* [Work required]: An exact copy of all the data is required, with pictures left out.

....

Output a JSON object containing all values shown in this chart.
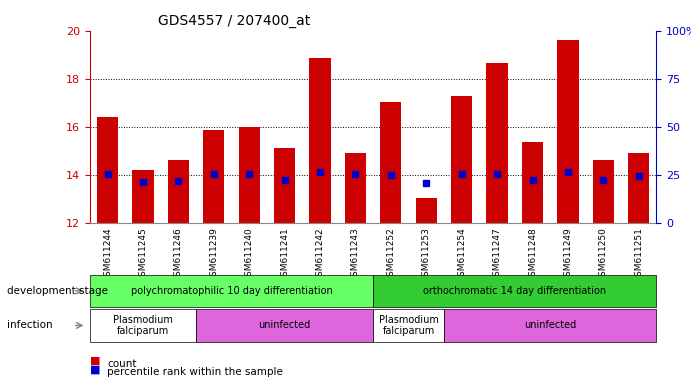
{
  "title": "GDS4557 / 207400_at",
  "samples": [
    "GSM611244",
    "GSM611245",
    "GSM611246",
    "GSM611239",
    "GSM611240",
    "GSM611241",
    "GSM611242",
    "GSM611243",
    "GSM611252",
    "GSM611253",
    "GSM611254",
    "GSM611247",
    "GSM611248",
    "GSM611249",
    "GSM611250",
    "GSM611251"
  ],
  "counts": [
    16.4,
    14.2,
    14.6,
    15.85,
    16.0,
    15.1,
    18.85,
    14.9,
    17.05,
    13.05,
    17.3,
    18.65,
    15.35,
    19.6,
    14.6,
    14.9
  ],
  "percentile_ranks": [
    25.5,
    21.0,
    21.5,
    25.5,
    25.5,
    22.5,
    26.5,
    25.5,
    25.0,
    20.5,
    25.5,
    25.5,
    22.0,
    26.5,
    22.0,
    24.5
  ],
  "ymin": 12,
  "ymax": 20,
  "bar_color": "#cc0000",
  "dot_color": "#0000cc",
  "background_color": "#ffffff",
  "axis_left_color": "#cc0000",
  "axis_right_color": "#0000cc",
  "dev_stage_1_label": "polychromatophilic 10 day differentiation",
  "dev_stage_2_label": "orthochromatic 14 day differentiation",
  "dev_stage_1_color": "#66ff66",
  "dev_stage_2_color": "#33cc33",
  "infect_1a_label": "Plasmodium\nfalciparum",
  "infect_1b_label": "uninfected",
  "infect_2a_label": "Plasmodium\nfalciparum",
  "infect_2b_label": "uninfected",
  "infect_color_pf": "#ffffff",
  "infect_color_uninf": "#dd66dd",
  "infect_1a_span": [
    0,
    3
  ],
  "infect_1b_span": [
    3,
    8
  ],
  "infect_2a_span": [
    8,
    10
  ],
  "infect_2b_span": [
    10,
    16
  ],
  "dev_stage_1_span": [
    0,
    8
  ],
  "dev_stage_2_span": [
    8,
    16
  ],
  "legend_count_label": "count",
  "legend_pct_label": "percentile rank within the sample",
  "dev_stage_label": "development stage",
  "infection_label": "infection"
}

....

* [Written solution]:
Output a JSON object containing all values shown in this chart.
{
  "title": "GDS4557 / 207400_at",
  "samples": [
    "GSM611244",
    "GSM611245",
    "GSM611246",
    "GSM611239",
    "GSM611240",
    "GSM611241",
    "GSM611242",
    "GSM611243",
    "GSM611252",
    "GSM611253",
    "GSM611254",
    "GSM611247",
    "GSM611248",
    "GSM611249",
    "GSM611250",
    "GSM611251"
  ],
  "counts": [
    16.4,
    14.2,
    14.6,
    15.85,
    16.0,
    15.1,
    18.85,
    14.9,
    17.05,
    13.05,
    17.3,
    18.65,
    15.35,
    19.6,
    14.6,
    14.9
  ],
  "percentile_ranks": [
    25.5,
    21.0,
    21.5,
    25.5,
    25.5,
    22.5,
    26.5,
    25.5,
    25.0,
    20.5,
    25.5,
    25.5,
    22.0,
    26.5,
    22.0,
    24.5
  ],
  "ymin": 12,
  "ymax": 20,
  "bar_color": "#cc0000",
  "dot_color": "#0000cc",
  "background_color": "#ffffff",
  "axis_left_color": "#cc0000",
  "axis_right_color": "#0000cc",
  "dev_stage_1_label": "polychromatophilic 10 day differentiation",
  "dev_stage_2_label": "orthochromatic 14 day differentiation",
  "dev_stage_1_color": "#66ff66",
  "dev_stage_2_color": "#33cc33",
  "infect_1a_label": "Plasmodium\nfalciparum",
  "infect_1b_label": "uninfected",
  "infect_2a_label": "Plasmodium\nfalciparum",
  "infect_2b_label": "uninfected",
  "infect_color_pf": "#ffffff",
  "infect_color_uninf": "#dd66dd",
  "infect_1a_span": [
    0,
    3
  ],
  "infect_1b_span": [
    3,
    8
  ],
  "infect_2a_span": [
    8,
    10
  ],
  "infect_2b_span": [
    10,
    16
  ],
  "dev_stage_1_span": [
    0,
    8
  ],
  "dev_stage_2_span": [
    8,
    16
  ],
  "legend_count_label": "count",
  "legend_pct_label": "percentile rank within the sample",
  "dev_stage_label": "development stage",
  "infection_label": "infection"
}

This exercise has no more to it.